#### [Entries shown]
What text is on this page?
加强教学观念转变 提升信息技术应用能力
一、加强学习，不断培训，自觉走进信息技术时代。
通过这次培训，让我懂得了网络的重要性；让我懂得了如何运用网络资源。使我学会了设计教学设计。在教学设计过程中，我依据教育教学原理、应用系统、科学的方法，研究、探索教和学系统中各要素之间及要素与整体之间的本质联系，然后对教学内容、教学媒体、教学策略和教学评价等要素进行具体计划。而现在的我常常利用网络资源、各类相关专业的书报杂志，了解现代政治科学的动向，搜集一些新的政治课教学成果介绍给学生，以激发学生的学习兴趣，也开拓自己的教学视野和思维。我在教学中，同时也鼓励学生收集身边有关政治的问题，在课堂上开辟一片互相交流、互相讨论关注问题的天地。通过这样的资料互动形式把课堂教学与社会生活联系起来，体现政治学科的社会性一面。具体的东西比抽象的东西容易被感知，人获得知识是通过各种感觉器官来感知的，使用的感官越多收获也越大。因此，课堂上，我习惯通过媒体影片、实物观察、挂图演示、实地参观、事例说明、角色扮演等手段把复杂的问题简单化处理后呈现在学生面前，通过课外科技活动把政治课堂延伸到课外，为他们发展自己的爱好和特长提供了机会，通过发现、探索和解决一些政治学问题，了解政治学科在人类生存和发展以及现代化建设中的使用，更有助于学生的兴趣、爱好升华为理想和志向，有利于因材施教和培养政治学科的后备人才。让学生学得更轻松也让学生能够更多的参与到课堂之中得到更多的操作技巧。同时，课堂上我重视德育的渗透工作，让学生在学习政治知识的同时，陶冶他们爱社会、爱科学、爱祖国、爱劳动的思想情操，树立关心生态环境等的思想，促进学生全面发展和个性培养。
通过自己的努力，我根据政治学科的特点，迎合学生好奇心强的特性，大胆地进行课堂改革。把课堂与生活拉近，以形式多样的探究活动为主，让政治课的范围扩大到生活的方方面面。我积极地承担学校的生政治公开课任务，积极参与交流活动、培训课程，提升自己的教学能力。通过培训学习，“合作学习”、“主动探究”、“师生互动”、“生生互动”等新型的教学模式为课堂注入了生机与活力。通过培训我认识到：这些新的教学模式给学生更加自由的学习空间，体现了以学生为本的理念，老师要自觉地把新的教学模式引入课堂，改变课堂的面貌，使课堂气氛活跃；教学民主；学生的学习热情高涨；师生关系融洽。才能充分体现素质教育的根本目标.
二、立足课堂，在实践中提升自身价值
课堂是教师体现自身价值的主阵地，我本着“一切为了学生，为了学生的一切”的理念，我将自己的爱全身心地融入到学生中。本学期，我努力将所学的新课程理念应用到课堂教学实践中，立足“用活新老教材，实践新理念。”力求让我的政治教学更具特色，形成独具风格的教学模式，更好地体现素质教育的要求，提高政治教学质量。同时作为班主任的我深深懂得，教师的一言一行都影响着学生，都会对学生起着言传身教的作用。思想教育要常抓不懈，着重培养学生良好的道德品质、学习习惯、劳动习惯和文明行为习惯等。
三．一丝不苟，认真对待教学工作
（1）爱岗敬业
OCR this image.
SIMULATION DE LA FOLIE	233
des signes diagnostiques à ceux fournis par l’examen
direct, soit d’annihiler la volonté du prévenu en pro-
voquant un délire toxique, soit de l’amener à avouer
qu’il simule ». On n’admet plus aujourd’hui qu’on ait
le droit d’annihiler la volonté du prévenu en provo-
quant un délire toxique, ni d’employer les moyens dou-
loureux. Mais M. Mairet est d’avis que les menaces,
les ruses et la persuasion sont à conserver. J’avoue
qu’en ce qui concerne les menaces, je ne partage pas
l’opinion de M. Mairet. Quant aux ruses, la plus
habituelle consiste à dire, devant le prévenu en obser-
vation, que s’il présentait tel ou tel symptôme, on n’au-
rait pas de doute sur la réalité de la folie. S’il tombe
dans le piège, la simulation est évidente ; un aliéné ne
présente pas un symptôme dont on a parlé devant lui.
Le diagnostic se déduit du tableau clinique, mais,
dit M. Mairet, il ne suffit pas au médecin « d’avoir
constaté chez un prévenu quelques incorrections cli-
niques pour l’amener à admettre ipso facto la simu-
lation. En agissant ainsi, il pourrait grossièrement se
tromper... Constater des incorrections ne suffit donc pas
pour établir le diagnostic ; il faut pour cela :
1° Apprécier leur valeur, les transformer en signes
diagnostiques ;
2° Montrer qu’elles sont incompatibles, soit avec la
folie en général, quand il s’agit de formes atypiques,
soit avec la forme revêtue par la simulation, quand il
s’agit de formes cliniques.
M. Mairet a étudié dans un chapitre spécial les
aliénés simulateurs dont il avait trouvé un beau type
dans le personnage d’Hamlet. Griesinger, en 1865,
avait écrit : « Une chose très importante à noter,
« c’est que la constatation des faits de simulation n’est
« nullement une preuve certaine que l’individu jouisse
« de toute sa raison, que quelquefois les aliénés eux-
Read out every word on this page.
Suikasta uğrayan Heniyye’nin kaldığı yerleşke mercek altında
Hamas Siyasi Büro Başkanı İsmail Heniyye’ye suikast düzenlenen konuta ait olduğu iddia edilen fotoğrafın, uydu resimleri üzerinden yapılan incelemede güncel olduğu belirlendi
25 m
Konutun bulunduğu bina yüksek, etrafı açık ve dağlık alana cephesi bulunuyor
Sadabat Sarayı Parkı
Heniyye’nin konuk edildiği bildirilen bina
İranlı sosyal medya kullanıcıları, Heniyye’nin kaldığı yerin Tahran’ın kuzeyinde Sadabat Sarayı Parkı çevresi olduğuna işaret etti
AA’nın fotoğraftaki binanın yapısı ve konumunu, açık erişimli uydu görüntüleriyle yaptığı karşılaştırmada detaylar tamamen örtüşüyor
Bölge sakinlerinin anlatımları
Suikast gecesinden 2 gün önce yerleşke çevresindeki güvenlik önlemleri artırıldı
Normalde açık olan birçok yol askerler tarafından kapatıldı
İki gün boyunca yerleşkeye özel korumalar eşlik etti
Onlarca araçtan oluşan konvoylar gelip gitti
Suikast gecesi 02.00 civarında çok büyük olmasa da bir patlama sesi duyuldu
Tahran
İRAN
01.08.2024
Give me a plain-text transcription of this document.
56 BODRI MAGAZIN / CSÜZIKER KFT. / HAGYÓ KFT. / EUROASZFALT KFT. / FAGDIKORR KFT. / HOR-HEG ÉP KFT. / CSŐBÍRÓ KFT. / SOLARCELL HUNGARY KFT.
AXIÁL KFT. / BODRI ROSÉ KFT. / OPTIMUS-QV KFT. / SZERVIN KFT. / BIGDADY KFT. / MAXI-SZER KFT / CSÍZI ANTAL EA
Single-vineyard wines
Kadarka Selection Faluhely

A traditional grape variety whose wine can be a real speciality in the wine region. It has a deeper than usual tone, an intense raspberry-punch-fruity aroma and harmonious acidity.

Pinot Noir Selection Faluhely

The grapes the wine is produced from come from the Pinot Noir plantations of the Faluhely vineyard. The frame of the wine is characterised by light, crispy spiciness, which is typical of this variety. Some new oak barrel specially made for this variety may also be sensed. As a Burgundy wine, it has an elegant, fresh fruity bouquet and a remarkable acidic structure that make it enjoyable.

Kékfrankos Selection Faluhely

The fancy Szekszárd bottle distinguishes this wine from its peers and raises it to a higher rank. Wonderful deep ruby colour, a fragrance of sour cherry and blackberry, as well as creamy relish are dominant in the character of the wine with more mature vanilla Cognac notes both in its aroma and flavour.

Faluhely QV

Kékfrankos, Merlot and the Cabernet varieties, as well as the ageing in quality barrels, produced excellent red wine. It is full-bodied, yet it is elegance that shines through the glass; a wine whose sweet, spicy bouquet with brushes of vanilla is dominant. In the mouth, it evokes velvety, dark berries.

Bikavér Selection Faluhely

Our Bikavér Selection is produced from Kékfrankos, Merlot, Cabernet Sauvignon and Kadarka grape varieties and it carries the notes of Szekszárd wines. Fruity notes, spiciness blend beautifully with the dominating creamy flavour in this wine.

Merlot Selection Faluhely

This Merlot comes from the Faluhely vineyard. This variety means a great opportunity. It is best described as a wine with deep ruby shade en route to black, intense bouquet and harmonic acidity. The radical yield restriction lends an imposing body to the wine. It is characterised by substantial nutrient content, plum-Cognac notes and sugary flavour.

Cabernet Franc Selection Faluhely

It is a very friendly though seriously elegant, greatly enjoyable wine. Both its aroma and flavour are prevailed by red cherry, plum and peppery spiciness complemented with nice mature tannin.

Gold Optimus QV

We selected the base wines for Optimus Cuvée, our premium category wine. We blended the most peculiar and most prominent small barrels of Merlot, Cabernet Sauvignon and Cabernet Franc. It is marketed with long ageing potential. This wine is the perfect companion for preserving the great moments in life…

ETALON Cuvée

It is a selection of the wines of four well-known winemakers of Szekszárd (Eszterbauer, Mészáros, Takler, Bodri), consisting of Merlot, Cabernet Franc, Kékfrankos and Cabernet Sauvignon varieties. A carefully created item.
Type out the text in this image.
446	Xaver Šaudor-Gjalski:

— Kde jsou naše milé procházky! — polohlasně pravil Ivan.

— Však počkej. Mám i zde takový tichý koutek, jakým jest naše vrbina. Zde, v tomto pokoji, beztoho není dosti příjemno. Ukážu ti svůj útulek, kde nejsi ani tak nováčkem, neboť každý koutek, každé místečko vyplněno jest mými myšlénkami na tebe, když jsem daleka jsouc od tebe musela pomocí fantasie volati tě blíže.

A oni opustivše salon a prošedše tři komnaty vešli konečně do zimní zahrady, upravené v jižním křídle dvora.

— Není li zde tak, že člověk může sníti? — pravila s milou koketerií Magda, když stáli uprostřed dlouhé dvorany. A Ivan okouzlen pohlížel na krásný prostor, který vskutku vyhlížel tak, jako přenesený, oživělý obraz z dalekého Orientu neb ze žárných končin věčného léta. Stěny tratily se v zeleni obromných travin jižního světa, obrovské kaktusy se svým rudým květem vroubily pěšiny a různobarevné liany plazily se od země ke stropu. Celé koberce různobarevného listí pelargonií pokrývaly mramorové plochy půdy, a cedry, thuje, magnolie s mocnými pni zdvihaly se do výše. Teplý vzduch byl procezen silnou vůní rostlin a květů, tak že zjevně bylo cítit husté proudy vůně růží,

#### [Short task]
Tell how many lines contain the word "Ivan", using only the number.

#### [Answer to this task]
2